● **What the task asks**: Reproduce all of the material word for word.

● **Dataset rows**:
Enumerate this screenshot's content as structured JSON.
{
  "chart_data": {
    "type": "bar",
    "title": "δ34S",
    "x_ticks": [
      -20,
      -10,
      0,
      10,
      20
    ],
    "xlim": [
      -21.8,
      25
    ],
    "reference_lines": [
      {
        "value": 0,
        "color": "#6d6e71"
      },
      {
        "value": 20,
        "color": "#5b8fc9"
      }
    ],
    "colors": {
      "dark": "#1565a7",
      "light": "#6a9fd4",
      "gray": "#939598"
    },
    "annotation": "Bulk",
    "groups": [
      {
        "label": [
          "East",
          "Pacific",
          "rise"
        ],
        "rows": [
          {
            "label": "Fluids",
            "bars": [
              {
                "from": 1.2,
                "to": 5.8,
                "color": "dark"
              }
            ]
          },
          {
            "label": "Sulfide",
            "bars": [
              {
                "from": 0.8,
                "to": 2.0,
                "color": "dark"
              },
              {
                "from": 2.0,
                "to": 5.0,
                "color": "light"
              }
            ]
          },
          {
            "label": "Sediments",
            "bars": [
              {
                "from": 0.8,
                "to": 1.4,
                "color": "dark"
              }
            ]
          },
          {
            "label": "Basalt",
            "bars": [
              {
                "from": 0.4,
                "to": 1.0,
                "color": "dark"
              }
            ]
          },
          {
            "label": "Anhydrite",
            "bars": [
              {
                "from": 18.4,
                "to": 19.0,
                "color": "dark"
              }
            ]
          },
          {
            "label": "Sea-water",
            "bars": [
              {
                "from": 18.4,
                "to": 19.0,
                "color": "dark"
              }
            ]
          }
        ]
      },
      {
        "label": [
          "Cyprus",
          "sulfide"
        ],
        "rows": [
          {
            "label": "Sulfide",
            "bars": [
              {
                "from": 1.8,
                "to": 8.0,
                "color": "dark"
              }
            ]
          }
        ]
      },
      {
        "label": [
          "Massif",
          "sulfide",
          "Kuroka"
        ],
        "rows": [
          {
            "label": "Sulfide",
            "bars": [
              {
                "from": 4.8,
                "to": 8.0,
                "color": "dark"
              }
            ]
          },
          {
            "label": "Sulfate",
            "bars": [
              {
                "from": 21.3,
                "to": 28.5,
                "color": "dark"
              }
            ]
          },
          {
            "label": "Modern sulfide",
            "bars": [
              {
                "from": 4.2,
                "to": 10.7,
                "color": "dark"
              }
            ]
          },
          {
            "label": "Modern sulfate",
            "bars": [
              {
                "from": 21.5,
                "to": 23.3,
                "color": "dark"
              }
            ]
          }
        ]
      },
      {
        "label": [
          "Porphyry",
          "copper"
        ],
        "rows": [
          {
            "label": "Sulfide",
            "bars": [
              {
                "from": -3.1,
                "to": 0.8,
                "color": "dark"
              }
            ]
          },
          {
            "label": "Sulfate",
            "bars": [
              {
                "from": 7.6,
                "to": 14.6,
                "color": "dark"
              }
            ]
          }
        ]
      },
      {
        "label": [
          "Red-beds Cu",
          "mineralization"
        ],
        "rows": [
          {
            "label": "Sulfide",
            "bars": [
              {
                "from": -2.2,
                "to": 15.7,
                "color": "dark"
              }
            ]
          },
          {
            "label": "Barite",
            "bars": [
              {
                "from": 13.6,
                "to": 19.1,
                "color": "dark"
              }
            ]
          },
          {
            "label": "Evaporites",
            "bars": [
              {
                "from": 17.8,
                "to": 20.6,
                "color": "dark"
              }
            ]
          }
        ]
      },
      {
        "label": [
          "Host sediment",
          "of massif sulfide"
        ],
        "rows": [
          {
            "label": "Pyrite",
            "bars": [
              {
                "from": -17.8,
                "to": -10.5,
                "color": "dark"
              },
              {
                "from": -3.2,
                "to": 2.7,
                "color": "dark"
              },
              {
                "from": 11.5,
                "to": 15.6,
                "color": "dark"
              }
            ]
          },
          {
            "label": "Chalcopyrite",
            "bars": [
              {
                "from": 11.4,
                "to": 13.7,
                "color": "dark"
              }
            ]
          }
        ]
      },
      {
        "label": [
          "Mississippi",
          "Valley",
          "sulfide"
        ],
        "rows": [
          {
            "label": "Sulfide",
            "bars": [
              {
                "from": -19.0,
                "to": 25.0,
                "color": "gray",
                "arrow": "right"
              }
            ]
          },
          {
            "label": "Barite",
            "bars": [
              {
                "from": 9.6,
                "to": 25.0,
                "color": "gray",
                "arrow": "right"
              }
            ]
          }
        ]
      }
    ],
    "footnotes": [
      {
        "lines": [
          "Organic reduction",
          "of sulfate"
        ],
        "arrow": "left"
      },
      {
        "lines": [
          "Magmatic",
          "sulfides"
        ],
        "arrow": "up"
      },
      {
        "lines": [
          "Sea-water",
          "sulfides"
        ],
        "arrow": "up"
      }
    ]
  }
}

● **Complete answer**:
Enumerate this screenshot's content as structured JSON.
{
  "chart_data": {
    "type": "bar",
    "title": "δ34S",
    "x_ticks": [
      -20,
      -10,
      0,
      10,
      20
    ],
    "xlim": [
      -21.8,
      25
    ],
    "reference_lines": [
      {
        "value": 0,
        "color": "#6d6e71"
      },
      {
        "value": 20,
        "color": "#5b8fc9"
      }
    ],
    "colors": {
      "dark": "#1565a7",
      "light": "#6a9fd4",
      "gray": "#939598"
    },
    "annotation": "Bulk",
    "groups": [
      {
        "label": [
          "East",
          "Pacific",
          "rise"
        ],
        "rows": [
          {
            "label": "Fluids",
            "bars": [
              {
                "from": 1.2,
                "to": 5.8,
                "color": "dark"
              }
            ]
          },
          {
            "label": "Sulfide",
            "bars": [
              {
                "from": 0.8,
                "to": 2.0,
                "color": "dark"
              },
              {
                "from": 2.0,
                "to": 5.0,
                "color": "light"
              }
            ]
          },
          {
            "label": "Sediments",
            "bars": [
              {
                "from": 0.8,
                "to": 1.4,
                "color": "dark"
              }
            ]
          },
          {
            "label": "Basalt",
            "bars": [
              {
                "from": 0.4,
                "to": 1.0,
                "color": "dark"
              }
            ]
          },
          {
            "label": "Anhydrite",
            "bars": [
              {
                "from": 18.4,
                "to": 19.0,
                "color": "dark"
              }
            ]
          },
          {
            "label": "Sea-water",
            "bars": [
              {
                "from": 18.4,
                "to": 19.0,
                "color": "dark"
              }
            ]
          }
        ]
      },
      {
        "label": [
          "Cyprus",
          "sulfide"
        ],
        "rows": [
          {
            "label": "Sulfide",
            "bars": [
              {
                "from": 1.8,
                "to": 8.0,
                "color": "dark"
              }
            ]
          }
        ]
      },
      {
        "label": [
          "Massif",
          "sulfide",
          "Kuroka"
        ],
        "rows": [
          {
            "label": "Sulfide",
            "bars": [
              {
                "from": 4.8,
                "to": 8.0,
                "color": "dark"
              }
            ]
          },
          {
            "label": "Sulfate",
            "bars": [
              {
                "from": 21.3,
                "to": 28.5,
                "color": "dark"
              }
            ]
          },
          {
            "label": "Modern sulfide",
            "bars": [
              {
                "from": 4.2,
                "to": 10.7,
                "color": "dark"
              }
            ]
          },
          {
            "label": "Modern sulfate",
            "bars": [
              {
                "from": 21.5,
                "to": 23.3,
                "color": "dark"
              }
            ]
          }
        ]
      },
      {
        "label": [
          "Porphyry",
          "copper"
        ],
        "rows": [
          {
            "label": "Sulfide",
            "bars": [
              {
                "from": -3.1,
                "to": 0.8,
                "color": "dark"
              }
            ]
          },
          {
            "label": "Sulfate",
            "bars": [
              {
                "from": 7.6,
                "to": 14.6,
                "color": "dark"
              }
            ]
          }
        ]
      },
      {
        "label": [
          "Red-beds Cu",
          "mineralization"
        ],
        "rows": [
          {
            "label": "Sulfide",
            "bars": [
              {
                "from": -2.2,
                "to": 15.7,
                "color": "dark"
              }
            ]
          },
          {
            "label": "Barite",
            "bars": [
              {
                "from": 13.6,
                "to": 19.1,
                "color": "dark"
              }
            ]
          },
          {
            "label": "Evaporites",
            "bars": [
              {
                "from": 17.8,
                "to": 20.6,
                "color": "dark"
              }
            ]
          }
        ]
      },
      {
        "label": [
          "Host sediment",
          "of massif sulfide"
        ],
        "rows": [
          {
            "label": "Pyrite",
            "bars": [
              {
                "from": -17.8,
                "to": -10.5,
                "color": "dark"
              },
              {
                "from": -3.2,
                "to": 2.7,
                "color": "dark"
              },
              {
                "from": 11.5,
                "to": 15.6,
                "color": "dark"
              }
            ]
          },
          {
            "label": "Chalcopyrite",
            "bars": [
              {
                "from": 11.4,
                "to": 13.7,
                "color": "dark"
              }
            ]
          }
        ]
      },
      {
        "label": [
          "Mississippi",
          "Valley",
          "sulfide"
        ],
        "rows": [
          {
            "label": "Sulfide",
            "bars": [
              {
                "from": -19.0,
                "to": 25.0,
                "color": "gray",
                "arrow": "right"
              }
            ]
          },
          {
            "label": "Barite",
            "bars": [
              {
                "from": 9.6,
                "to": 25.0,
                "color": "gray",
                "arrow": "right"
              }
            ]
          }
        ]
      }
    ],
    "footnotes": [
      {
        "lines": [
          "Organic reduction",
          "of sulfate"
        ],
        "arrow": "left"
      },
      {
        "lines": [
          "Magmatic",
          "sulfides"
        ],
        "arrow": "up"
      },
      {
        "lines": [
          "Sea-water",
          "sulfides"
        ],
        "arrow": "up"
      }
    ]
  }
}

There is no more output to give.